* BEGIN *
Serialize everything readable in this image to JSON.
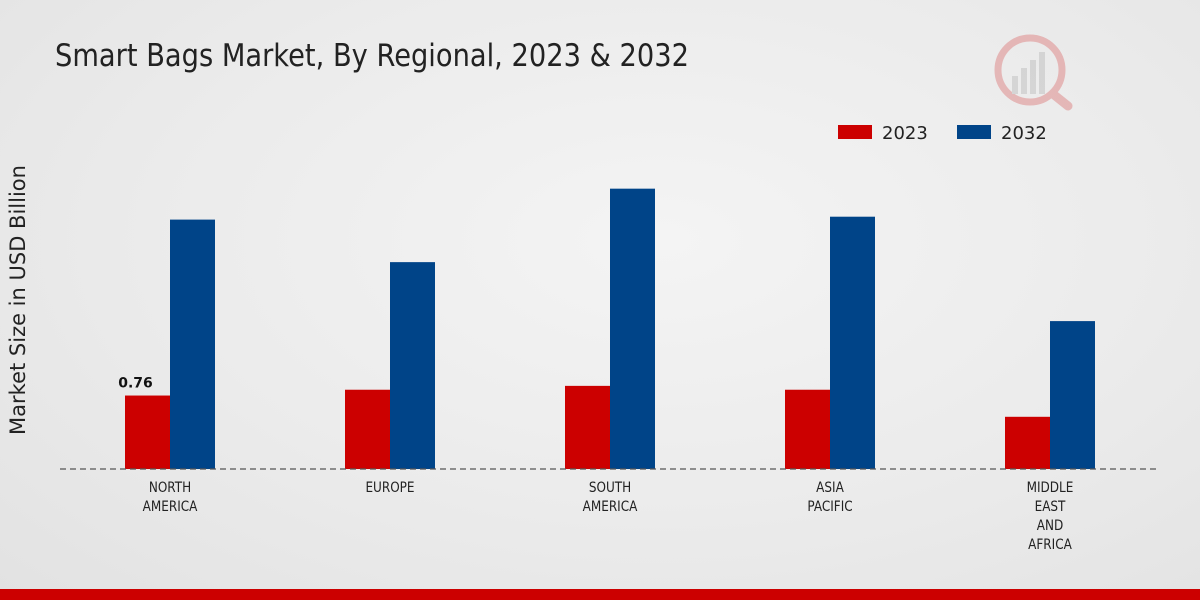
{
  "title": "Smart Bags Market, By Regional, 2023 & 2032",
  "ylabel": "Market Size in USD Billion",
  "colors": {
    "s2023": "#cc0000",
    "s2032": "#004488",
    "baseline": "#555555",
    "label": "#222222",
    "bottom_bar": "#cc0000"
  },
  "chart_data": {
    "type": "bar",
    "title": "Smart Bags Market, By Regional, 2023 & 2032",
    "xlabel": "",
    "ylabel": "Market Size in USD Billion",
    "ylim": [
      0,
      3.0
    ],
    "legend_position": "top-right",
    "grid": false,
    "categories": [
      [
        "NORTH",
        "AMERICA"
      ],
      [
        "EUROPE"
      ],
      [
        "SOUTH",
        "AMERICA"
      ],
      [
        "ASIA",
        "PACIFIC"
      ],
      [
        "MIDDLE",
        "EAST",
        "AND",
        "AFRICA"
      ]
    ],
    "series": [
      {
        "name": "2023",
        "values": [
          0.76,
          0.82,
          0.86,
          0.82,
          0.54
        ]
      },
      {
        "name": "2032",
        "values": [
          2.58,
          2.14,
          2.9,
          2.61,
          1.53
        ]
      }
    ],
    "data_labels": [
      {
        "series": 0,
        "index": 0,
        "text": "0.76"
      }
    ]
  }
}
* END *
Check each line of the entries for the string "Smart". Copy the lines that have it.

  "title": "Smart Bags Market, By Regional, 2023 & 2032",
    "title": "Smart Bags Market, By Regional, 2023 & 2032",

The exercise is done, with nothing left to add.